* **Work to be completed**: Among the entries that follow, the required portion opens with the line containing "What's the underlying" and closes with the line containing "Parse this screenshot: output". Give that portion again exactly, and nothing else.

* **Information given**:
= = = =
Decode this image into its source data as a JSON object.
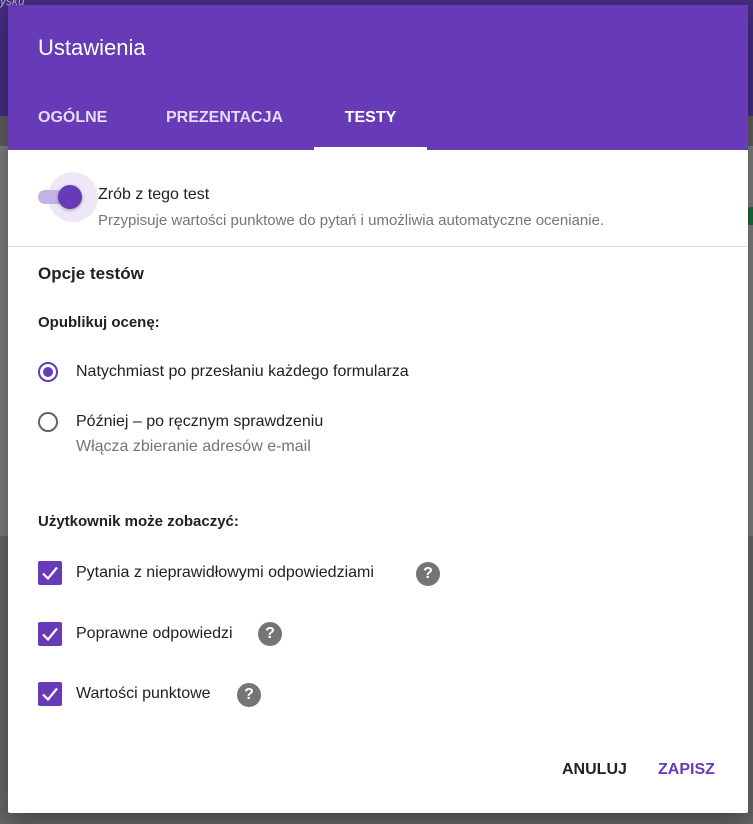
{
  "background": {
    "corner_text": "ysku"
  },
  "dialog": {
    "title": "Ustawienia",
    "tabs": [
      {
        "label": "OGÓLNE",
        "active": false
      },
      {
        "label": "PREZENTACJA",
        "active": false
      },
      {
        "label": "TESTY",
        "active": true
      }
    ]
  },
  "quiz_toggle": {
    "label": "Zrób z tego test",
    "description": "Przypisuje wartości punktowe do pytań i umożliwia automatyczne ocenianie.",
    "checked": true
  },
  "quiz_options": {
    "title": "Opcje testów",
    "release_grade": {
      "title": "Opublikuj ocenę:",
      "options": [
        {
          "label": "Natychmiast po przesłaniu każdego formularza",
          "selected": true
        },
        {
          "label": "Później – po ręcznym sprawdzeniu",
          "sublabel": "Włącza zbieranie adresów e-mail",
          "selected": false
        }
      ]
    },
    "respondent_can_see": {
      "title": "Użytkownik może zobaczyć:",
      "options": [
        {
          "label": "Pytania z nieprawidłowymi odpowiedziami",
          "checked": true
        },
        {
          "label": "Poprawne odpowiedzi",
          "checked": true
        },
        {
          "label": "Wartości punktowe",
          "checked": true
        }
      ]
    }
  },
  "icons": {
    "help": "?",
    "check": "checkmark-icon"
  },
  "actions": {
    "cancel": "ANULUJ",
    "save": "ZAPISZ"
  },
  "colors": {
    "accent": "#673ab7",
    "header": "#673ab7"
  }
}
= = = =
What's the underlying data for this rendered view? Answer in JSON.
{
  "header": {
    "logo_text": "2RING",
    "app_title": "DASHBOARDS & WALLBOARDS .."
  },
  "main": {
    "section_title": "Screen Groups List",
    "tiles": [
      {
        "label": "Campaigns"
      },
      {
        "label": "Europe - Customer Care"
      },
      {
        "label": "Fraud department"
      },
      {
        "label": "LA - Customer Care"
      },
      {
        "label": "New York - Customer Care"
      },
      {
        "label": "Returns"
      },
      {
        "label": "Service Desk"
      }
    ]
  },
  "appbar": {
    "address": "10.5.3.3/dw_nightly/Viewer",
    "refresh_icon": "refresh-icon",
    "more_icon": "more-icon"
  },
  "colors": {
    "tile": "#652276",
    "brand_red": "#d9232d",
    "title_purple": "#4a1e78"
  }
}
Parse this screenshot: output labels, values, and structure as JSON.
= = = =
* **Output below**:
What's the underlying data for this rendered view? Answer in JSON.
{
  "header": {
    "logo_text": "2RING",
    "app_title": "DASHBOARDS & WALLBOARDS .."
  },
  "main": {
    "section_title": "Screen Groups List",
    "tiles": [
      {
        "label": "Campaigns"
      },
      {
        "label": "Europe - Customer Care"
      },
      {
        "label": "Fraud department"
      },
      {
        "label": "LA - Customer Care"
      },
      {
        "label": "New York - Customer Care"
      },
      {
        "label": "Returns"
      },
      {
        "label": "Service Desk"
      }
    ]
  },
  "appbar": {
    "address": "10.5.3.3/dw_nightly/Viewer",
    "refresh_icon": "refresh-icon",
    "more_icon": "more-icon"
  },
  "colors": {
    "tile": "#652276",
    "brand_red": "#d9232d",
    "title_purple": "#4a1e78"
  }
}
Parse this screenshot: output labels, values, and structure as JSON.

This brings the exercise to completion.